[Start of Attachment]
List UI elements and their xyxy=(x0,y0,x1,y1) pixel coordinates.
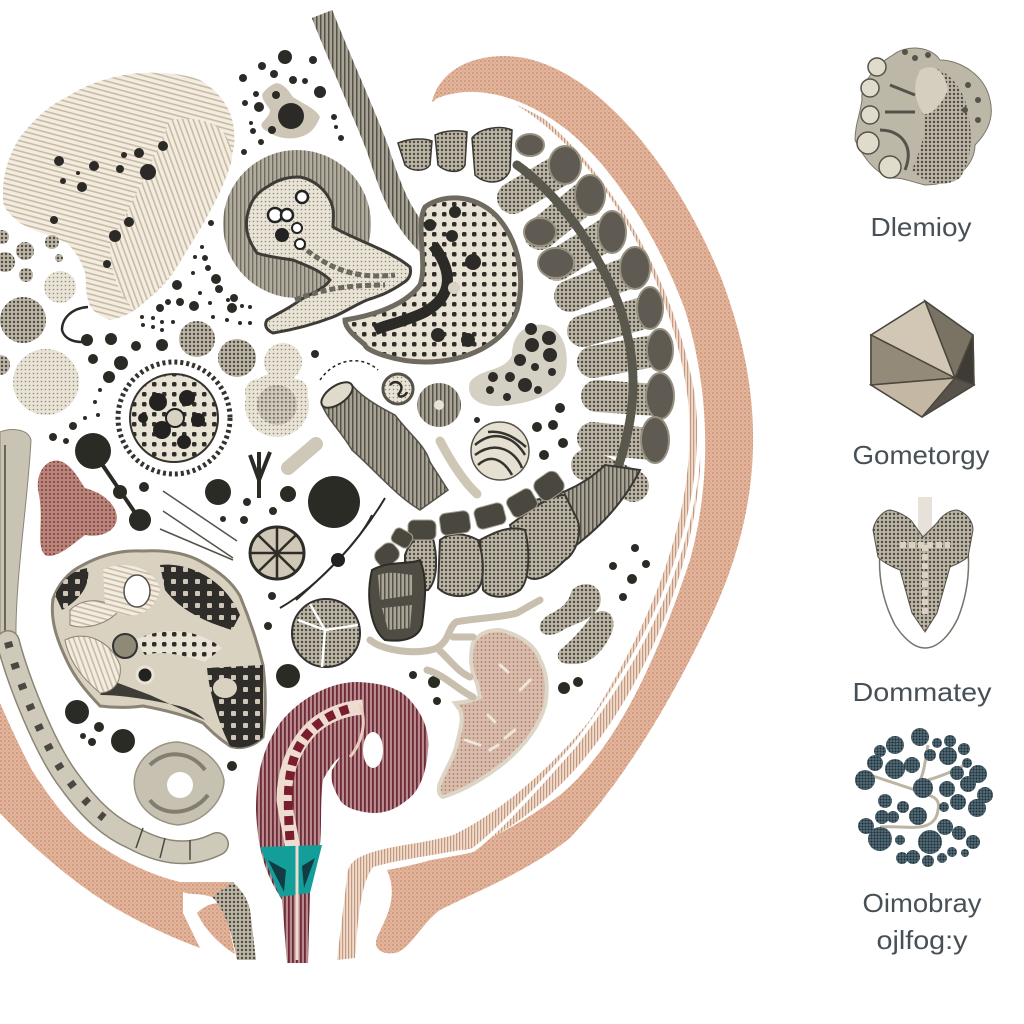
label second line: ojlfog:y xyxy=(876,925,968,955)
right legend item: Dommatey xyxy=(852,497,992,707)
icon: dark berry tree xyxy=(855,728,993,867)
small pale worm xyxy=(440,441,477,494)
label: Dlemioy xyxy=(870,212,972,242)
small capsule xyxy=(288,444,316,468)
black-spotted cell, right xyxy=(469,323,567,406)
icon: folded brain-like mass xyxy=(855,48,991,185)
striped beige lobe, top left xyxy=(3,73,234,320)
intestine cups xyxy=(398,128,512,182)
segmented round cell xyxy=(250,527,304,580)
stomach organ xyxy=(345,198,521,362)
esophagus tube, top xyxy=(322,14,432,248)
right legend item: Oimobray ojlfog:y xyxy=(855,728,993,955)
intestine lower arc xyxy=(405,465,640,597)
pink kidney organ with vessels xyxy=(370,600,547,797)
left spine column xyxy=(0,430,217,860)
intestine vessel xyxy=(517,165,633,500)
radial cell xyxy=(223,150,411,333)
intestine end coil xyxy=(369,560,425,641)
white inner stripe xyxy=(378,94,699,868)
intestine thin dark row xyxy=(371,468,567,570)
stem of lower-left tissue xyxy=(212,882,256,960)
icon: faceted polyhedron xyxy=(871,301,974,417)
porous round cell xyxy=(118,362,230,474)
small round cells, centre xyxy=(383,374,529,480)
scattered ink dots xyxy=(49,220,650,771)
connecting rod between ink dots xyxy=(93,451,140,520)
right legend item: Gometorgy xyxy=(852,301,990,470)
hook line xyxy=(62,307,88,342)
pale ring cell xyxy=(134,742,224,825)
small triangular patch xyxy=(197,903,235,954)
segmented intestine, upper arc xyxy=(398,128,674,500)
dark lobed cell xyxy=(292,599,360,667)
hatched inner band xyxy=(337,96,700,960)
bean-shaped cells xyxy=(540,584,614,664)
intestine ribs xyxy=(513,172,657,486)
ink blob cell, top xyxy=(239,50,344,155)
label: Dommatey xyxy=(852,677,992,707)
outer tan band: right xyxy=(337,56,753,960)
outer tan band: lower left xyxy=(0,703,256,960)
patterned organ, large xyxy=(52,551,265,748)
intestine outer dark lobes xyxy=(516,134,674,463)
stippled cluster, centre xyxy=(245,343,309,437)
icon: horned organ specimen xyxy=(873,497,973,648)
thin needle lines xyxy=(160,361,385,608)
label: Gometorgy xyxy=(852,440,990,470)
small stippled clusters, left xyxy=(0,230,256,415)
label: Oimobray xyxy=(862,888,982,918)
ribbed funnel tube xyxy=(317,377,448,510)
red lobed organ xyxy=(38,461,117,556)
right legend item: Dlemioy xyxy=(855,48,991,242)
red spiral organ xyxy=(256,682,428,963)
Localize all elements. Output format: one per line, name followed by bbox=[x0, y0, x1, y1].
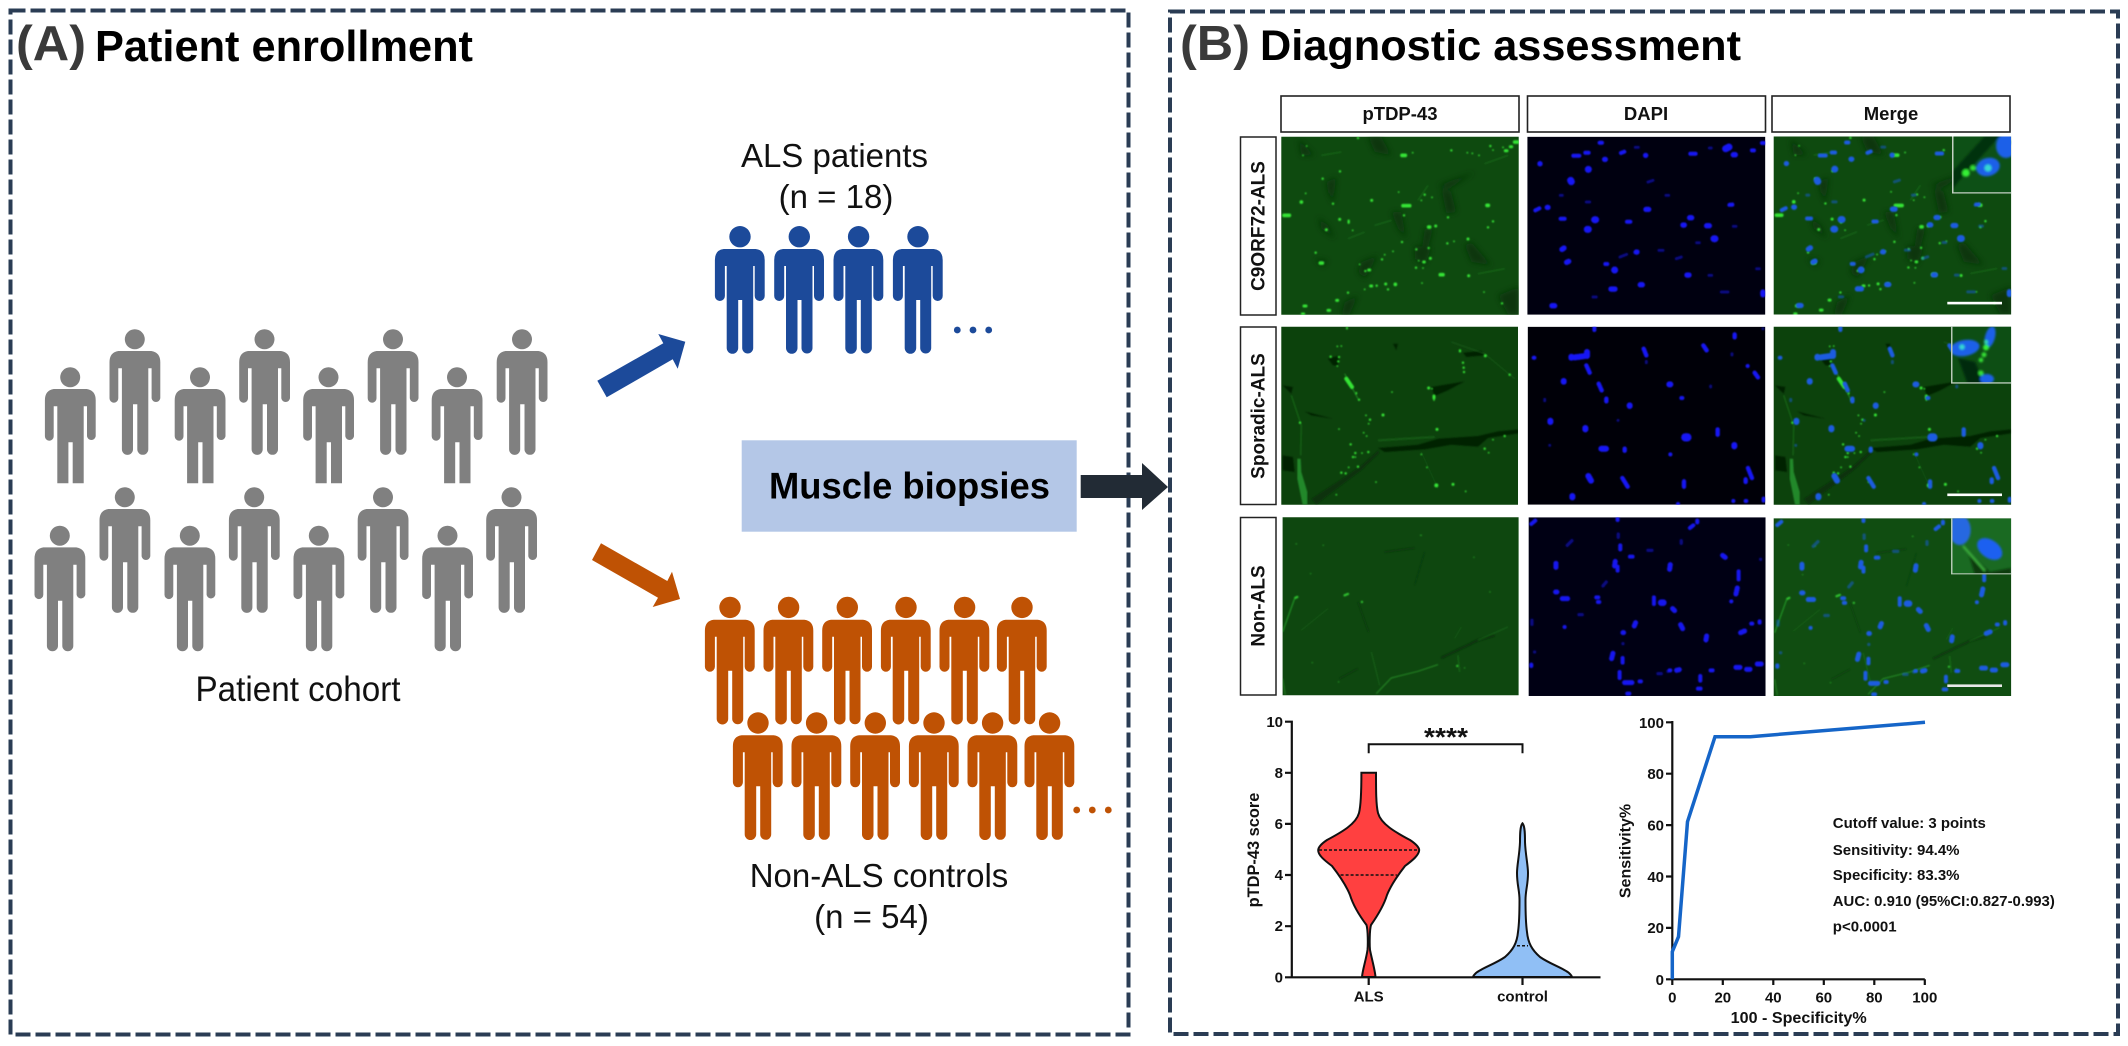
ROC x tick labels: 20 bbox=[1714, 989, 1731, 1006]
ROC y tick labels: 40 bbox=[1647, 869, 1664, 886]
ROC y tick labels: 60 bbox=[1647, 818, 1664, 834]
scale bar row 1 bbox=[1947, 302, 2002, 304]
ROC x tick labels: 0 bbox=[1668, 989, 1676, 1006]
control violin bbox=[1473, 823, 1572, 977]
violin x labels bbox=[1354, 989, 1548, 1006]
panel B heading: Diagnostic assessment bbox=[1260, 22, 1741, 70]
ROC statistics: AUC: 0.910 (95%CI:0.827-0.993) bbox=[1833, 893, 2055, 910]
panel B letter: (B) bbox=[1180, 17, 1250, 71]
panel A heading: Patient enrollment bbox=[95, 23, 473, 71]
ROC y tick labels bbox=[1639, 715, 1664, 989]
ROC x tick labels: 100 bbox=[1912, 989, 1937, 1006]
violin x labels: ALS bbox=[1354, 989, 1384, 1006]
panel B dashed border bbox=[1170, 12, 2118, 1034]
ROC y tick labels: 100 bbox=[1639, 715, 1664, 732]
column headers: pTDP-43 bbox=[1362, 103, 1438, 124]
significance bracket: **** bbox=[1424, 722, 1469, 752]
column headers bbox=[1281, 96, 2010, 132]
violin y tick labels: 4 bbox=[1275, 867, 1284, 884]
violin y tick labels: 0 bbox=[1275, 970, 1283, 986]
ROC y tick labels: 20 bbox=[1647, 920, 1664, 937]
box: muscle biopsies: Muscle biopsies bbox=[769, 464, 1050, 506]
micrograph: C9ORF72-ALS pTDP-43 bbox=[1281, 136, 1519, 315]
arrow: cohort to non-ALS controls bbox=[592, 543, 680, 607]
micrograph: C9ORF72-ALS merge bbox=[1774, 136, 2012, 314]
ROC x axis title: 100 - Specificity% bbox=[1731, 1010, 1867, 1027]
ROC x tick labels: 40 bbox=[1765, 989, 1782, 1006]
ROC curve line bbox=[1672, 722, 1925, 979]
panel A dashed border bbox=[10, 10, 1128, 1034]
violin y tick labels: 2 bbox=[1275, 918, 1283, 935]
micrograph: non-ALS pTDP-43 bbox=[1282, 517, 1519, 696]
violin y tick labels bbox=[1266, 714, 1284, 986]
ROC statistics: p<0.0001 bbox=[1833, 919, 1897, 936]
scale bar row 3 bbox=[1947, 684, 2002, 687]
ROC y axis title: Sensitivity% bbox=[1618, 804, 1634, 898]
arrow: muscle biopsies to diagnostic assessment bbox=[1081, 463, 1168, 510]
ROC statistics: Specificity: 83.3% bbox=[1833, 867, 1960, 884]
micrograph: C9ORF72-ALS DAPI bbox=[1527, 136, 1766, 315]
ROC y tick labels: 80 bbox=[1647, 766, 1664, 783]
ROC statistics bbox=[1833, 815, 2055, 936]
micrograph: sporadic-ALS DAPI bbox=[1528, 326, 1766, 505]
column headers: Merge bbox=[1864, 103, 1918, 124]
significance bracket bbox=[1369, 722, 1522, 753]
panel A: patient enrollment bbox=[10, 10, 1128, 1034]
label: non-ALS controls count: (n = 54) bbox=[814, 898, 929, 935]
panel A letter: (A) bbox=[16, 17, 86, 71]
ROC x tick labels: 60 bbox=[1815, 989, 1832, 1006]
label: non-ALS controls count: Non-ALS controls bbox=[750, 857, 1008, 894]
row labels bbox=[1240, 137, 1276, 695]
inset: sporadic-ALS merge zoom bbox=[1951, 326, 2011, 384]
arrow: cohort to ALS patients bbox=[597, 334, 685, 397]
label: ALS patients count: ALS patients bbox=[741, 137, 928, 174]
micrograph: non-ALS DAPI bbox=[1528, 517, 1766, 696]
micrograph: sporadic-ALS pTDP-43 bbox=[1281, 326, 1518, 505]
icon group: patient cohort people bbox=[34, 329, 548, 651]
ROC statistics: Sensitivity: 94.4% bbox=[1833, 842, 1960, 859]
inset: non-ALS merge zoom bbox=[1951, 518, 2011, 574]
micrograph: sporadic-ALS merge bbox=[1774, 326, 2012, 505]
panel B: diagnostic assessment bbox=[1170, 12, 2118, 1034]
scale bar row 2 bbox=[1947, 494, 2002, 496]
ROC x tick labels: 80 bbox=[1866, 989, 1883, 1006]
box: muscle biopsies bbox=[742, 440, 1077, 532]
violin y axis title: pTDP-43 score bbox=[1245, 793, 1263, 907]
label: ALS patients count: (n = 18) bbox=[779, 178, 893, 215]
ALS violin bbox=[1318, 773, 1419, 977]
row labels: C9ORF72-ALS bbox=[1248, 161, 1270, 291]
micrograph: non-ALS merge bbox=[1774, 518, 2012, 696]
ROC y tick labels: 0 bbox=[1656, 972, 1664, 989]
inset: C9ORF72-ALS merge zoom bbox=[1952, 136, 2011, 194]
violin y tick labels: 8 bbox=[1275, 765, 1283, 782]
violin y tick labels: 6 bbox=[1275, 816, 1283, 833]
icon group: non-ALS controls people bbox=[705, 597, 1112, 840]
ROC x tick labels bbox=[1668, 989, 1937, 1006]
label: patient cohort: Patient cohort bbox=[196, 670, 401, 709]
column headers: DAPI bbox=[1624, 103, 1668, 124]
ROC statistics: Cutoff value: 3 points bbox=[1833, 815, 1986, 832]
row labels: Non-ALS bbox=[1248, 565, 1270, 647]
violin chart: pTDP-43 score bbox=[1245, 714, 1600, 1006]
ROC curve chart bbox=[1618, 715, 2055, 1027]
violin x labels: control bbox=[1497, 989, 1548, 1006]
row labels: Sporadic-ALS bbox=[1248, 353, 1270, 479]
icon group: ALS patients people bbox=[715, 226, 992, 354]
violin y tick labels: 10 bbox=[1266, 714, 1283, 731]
[End of Attachment]
# What is being asked
Filter the material above down to the lines that hold the word "dots".

# Solution
scattered ink dots xyxy=(49,220,650,771)
connecting rod between ink dots xyxy=(93,451,140,520)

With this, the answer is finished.